◆ **Requirement**
Gather up the lines with the word "exit" in them.

Stored data entries:
— BEGIN —
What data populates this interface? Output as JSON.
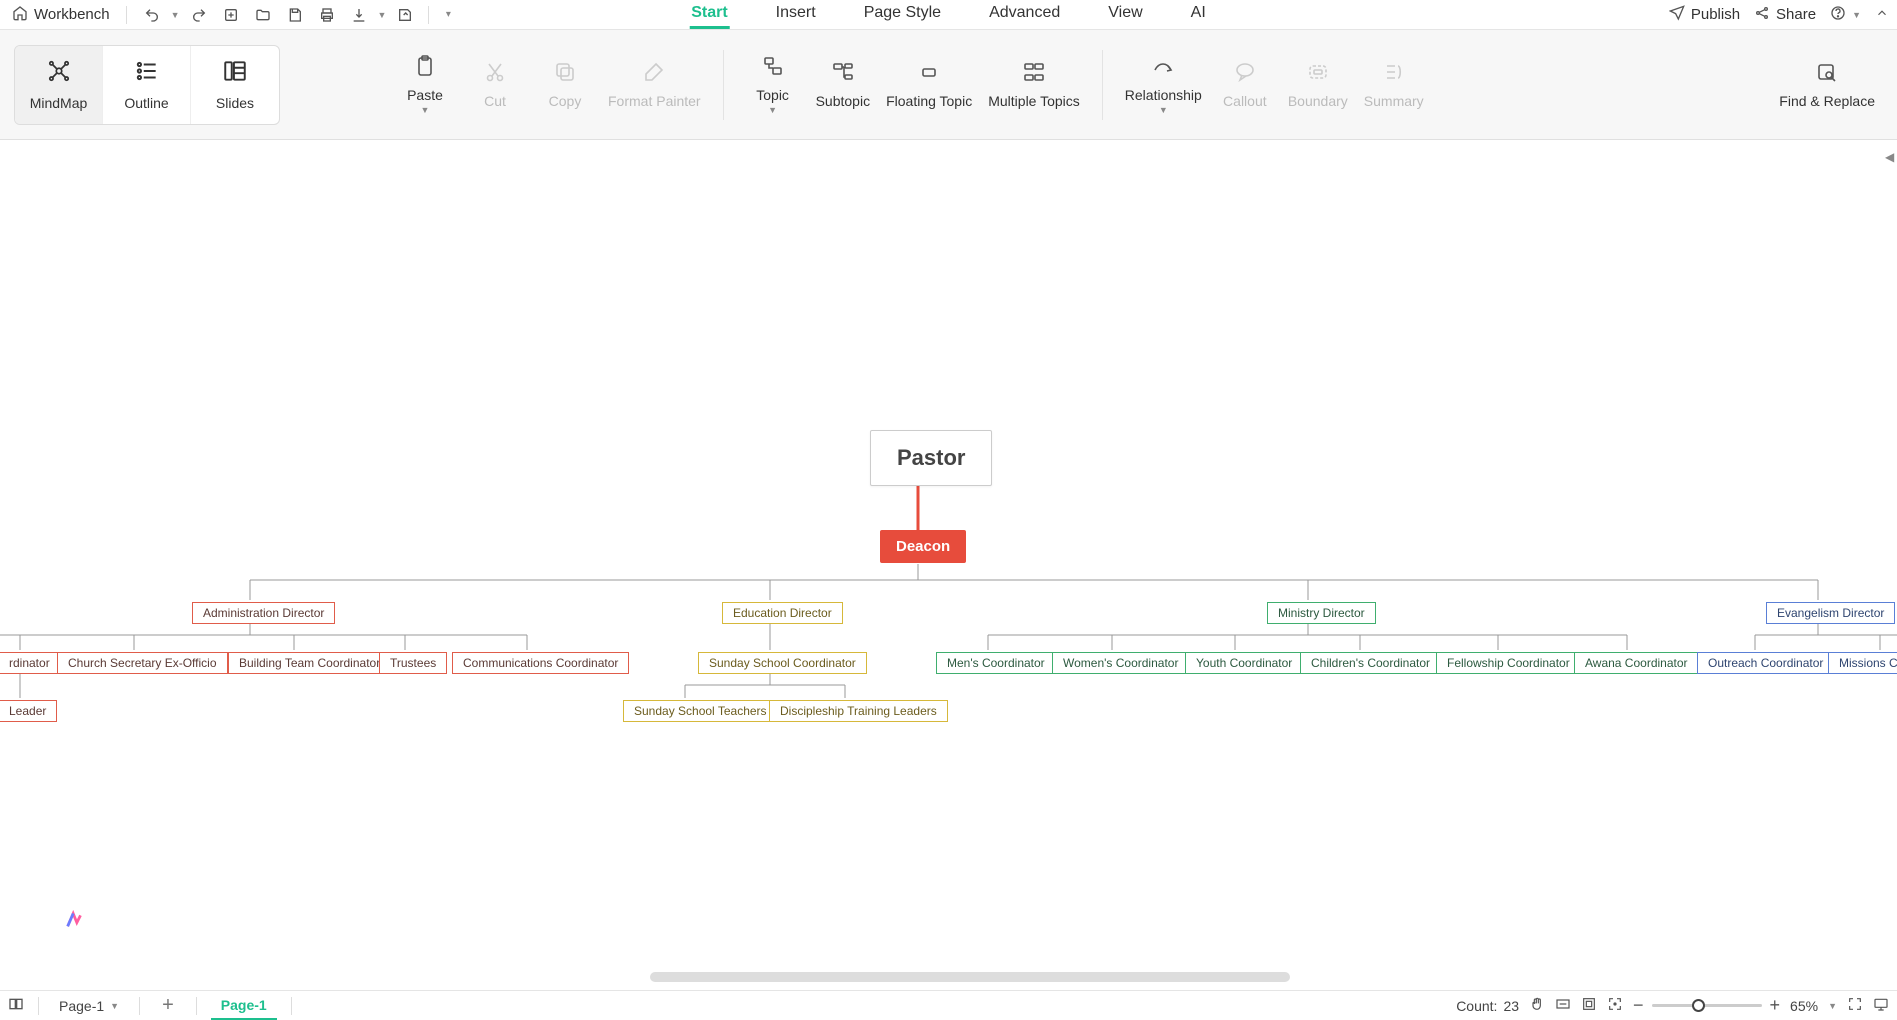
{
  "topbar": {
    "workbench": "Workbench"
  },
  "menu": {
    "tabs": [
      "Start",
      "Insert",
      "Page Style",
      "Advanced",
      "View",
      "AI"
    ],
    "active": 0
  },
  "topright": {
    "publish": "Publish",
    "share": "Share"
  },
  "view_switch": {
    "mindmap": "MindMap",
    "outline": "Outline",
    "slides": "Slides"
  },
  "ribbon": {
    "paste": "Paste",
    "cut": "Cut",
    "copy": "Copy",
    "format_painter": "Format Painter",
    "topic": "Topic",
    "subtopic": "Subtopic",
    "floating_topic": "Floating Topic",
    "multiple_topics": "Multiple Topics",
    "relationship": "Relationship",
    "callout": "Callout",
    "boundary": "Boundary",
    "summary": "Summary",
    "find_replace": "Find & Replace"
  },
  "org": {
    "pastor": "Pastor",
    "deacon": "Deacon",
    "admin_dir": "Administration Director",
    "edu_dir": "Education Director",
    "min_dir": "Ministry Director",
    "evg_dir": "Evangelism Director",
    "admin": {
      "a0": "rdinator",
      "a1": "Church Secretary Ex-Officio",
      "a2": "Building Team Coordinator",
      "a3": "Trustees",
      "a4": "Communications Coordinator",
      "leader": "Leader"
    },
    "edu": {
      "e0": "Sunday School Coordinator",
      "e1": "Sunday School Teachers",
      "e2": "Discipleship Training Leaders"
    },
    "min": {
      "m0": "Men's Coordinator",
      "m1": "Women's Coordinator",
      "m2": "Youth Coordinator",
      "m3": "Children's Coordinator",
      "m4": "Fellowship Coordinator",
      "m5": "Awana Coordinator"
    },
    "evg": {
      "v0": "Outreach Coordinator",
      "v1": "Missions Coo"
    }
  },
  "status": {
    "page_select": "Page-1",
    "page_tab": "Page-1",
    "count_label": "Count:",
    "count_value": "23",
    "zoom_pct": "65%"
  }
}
— END —
— BEGIN —
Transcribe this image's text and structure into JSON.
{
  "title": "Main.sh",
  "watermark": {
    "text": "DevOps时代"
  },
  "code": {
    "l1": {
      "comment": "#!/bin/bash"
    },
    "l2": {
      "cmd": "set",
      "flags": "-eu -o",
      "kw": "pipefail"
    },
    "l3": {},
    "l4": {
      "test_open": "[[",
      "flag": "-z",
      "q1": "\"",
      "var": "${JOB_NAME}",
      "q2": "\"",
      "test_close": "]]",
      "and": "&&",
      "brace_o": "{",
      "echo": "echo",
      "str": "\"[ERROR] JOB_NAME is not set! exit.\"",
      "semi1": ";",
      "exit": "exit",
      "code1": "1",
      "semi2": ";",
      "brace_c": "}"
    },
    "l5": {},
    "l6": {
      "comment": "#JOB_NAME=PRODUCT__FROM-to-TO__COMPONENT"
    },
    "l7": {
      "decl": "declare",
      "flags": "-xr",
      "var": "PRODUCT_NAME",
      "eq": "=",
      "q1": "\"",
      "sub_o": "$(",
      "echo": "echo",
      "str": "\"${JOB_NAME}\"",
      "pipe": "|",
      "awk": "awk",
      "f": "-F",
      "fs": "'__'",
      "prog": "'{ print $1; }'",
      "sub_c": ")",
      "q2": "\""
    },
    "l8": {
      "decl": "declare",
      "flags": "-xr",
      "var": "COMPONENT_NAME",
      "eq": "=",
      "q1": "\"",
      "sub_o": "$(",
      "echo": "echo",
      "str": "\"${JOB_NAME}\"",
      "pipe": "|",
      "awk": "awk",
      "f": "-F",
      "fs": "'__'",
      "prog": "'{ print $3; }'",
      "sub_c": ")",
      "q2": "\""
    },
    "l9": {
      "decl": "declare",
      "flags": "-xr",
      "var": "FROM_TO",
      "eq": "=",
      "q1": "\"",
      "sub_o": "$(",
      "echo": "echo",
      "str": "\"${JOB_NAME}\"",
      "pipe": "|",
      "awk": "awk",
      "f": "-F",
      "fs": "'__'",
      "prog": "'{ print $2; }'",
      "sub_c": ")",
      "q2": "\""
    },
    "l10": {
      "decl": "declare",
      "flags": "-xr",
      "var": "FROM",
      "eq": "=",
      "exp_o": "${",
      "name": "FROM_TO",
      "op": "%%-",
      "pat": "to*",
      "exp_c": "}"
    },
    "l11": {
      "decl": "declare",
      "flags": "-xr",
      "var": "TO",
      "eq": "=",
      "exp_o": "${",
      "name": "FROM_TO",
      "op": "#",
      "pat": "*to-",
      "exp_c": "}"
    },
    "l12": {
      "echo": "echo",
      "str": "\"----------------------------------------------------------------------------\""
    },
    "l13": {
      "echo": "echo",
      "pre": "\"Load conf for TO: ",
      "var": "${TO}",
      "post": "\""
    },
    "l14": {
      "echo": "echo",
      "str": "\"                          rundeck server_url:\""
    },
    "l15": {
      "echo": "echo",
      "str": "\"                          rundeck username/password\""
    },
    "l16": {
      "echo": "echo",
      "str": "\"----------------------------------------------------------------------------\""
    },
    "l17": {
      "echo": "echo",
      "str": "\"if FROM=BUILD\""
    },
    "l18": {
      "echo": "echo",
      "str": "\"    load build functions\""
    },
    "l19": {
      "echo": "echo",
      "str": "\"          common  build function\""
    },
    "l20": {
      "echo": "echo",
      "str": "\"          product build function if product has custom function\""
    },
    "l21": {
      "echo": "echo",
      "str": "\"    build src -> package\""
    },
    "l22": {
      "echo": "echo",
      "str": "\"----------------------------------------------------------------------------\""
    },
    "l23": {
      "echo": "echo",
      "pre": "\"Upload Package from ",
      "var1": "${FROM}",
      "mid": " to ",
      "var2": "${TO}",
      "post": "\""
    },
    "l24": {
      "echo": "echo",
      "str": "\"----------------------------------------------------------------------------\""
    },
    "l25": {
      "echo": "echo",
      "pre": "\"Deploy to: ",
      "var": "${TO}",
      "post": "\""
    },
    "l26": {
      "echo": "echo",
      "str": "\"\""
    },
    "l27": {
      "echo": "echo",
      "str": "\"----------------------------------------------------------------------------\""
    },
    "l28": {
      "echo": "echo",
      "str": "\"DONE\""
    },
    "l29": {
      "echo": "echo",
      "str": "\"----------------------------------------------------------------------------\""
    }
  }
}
— END —
— BEGIN —
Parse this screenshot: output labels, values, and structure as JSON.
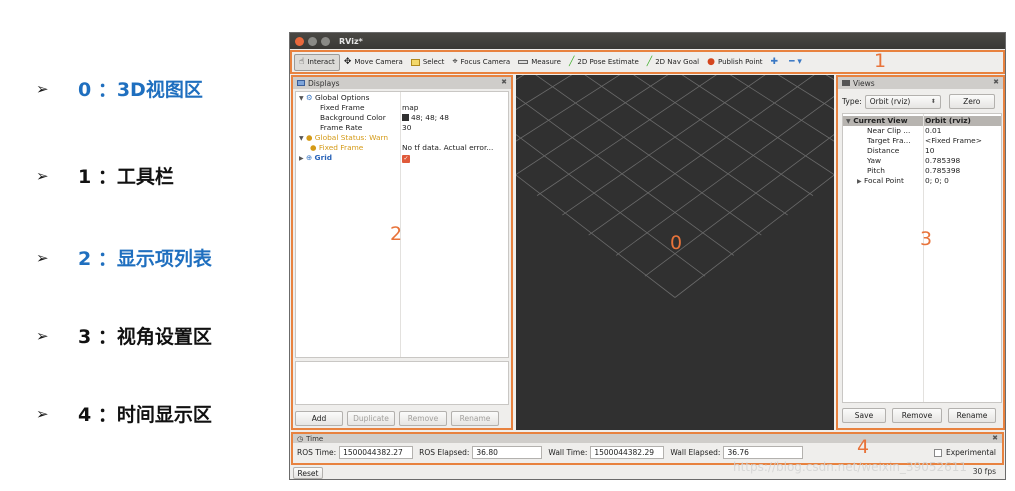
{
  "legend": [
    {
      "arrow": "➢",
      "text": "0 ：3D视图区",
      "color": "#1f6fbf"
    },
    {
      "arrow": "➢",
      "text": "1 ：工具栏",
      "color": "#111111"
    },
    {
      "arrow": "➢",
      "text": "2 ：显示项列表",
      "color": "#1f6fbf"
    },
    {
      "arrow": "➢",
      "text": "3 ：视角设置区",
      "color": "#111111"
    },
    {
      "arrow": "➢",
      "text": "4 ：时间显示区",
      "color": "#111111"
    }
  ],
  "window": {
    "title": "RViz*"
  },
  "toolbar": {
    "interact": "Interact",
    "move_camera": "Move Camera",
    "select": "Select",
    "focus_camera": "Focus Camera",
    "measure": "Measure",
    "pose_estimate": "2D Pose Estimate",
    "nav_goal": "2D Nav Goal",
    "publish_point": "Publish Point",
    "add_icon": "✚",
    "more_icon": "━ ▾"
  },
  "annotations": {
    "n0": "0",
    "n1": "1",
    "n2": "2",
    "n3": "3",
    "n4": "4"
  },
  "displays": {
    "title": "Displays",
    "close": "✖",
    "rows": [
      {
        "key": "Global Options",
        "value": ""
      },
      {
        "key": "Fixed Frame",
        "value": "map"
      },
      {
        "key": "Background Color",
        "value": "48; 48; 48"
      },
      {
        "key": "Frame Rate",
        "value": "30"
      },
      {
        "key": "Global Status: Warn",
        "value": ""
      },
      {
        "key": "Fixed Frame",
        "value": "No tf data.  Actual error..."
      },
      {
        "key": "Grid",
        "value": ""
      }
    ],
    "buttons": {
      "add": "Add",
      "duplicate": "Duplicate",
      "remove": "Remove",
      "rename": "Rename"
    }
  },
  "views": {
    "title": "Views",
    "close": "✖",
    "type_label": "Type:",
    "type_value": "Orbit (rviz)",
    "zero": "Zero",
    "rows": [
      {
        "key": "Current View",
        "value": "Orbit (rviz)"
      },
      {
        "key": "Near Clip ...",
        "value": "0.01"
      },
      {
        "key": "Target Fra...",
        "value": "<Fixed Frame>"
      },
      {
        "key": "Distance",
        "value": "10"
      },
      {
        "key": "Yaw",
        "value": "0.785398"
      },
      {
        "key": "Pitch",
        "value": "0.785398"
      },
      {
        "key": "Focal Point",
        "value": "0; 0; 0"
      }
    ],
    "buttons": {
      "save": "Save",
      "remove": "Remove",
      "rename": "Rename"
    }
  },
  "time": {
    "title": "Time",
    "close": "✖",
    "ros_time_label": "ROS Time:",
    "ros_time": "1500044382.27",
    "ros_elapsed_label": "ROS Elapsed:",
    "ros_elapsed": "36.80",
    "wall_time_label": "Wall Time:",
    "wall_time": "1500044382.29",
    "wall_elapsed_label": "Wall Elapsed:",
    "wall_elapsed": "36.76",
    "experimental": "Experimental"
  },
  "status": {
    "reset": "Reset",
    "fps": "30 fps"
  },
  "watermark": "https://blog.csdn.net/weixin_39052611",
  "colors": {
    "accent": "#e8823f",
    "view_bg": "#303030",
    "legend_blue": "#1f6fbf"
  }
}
— END —
◆ **The result**
      "str": "\"[ERROR] JOB_NAME is not set! exit.\"",
      "exit": "exit",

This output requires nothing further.